- [REQUIREMENT]: Write out every entry exactly as given, but omit the pictures.
____ RECORDS TO USE
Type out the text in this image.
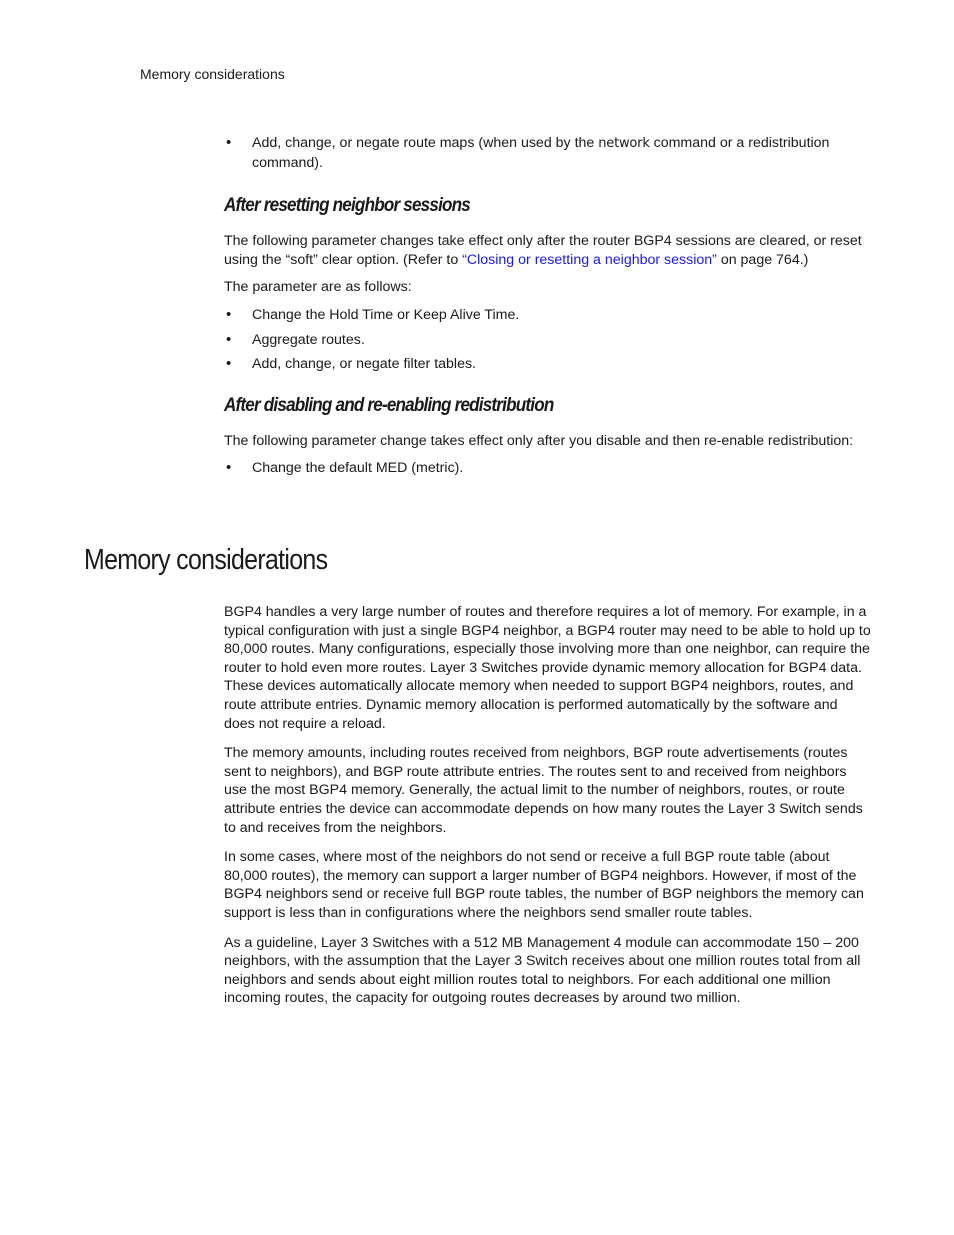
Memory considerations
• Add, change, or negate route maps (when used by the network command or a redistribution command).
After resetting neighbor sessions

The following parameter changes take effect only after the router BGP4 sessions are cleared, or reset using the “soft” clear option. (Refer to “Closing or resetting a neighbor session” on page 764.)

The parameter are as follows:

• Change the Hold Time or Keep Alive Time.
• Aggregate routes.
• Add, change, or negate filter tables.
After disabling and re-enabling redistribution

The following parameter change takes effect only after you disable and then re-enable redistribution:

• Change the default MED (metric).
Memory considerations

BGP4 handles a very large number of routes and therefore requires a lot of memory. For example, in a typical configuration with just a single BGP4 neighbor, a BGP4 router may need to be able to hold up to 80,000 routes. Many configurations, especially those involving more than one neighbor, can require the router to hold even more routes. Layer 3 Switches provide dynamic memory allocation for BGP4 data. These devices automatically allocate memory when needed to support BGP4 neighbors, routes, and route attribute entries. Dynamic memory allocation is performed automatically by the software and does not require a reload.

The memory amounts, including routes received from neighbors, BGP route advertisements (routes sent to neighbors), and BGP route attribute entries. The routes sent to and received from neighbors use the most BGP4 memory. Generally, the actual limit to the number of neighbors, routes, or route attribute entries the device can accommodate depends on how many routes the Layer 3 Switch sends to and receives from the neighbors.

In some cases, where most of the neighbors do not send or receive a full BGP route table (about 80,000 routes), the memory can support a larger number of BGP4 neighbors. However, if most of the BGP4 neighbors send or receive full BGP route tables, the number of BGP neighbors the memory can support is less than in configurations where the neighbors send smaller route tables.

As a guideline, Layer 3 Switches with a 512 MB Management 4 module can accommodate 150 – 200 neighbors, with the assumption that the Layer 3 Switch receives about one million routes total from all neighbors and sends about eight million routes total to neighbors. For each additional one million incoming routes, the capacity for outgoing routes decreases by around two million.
________
- [EXPECTED ANSWER]:
Type out the text in this image.
Memory considerations
• Add, change, or negate route maps (when used by the network command or a redistribution command).
After resetting neighbor sessions

The following parameter changes take effect only after the router BGP4 sessions are cleared, or reset using the “soft” clear option. (Refer to “Closing or resetting a neighbor session” on page 764.)

The parameter are as follows:

• Change the Hold Time or Keep Alive Time.
• Aggregate routes.
• Add, change, or negate filter tables.
After disabling and re-enabling redistribution

The following parameter change takes effect only after you disable and then re-enable redistribution:

• Change the default MED (metric).
Memory considerations

BGP4 handles a very large number of routes and therefore requires a lot of memory. For example, in a typical configuration with just a single BGP4 neighbor, a BGP4 router may need to be able to hold up to 80,000 routes. Many configurations, especially those involving more than one neighbor, can require the router to hold even more routes. Layer 3 Switches provide dynamic memory allocation for BGP4 data. These devices automatically allocate memory when needed to support BGP4 neighbors, routes, and route attribute entries. Dynamic memory allocation is performed automatically by the software and does not require a reload.

The memory amounts, including routes received from neighbors, BGP route advertisements (routes sent to neighbors), and BGP route attribute entries. The routes sent to and received from neighbors use the most BGP4 memory. Generally, the actual limit to the number of neighbors, routes, or route attribute entries the device can accommodate depends on how many routes the Layer 3 Switch sends to and receives from the neighbors.

In some cases, where most of the neighbors do not send or receive a full BGP route table (about 80,000 routes), the memory can support a larger number of BGP4 neighbors. However, if most of the BGP4 neighbors send or receive full BGP route tables, the number of BGP neighbors the memory can support is less than in configurations where the neighbors send smaller route tables.

As a guideline, Layer 3 Switches with a 512 MB Management 4 module can accommodate 150 – 200 neighbors, with the assumption that the Layer 3 Switch receives about one million routes total from all neighbors and sends about eight million routes total to neighbors. For each additional one million incoming routes, the capacity for outgoing routes decreases by around two million.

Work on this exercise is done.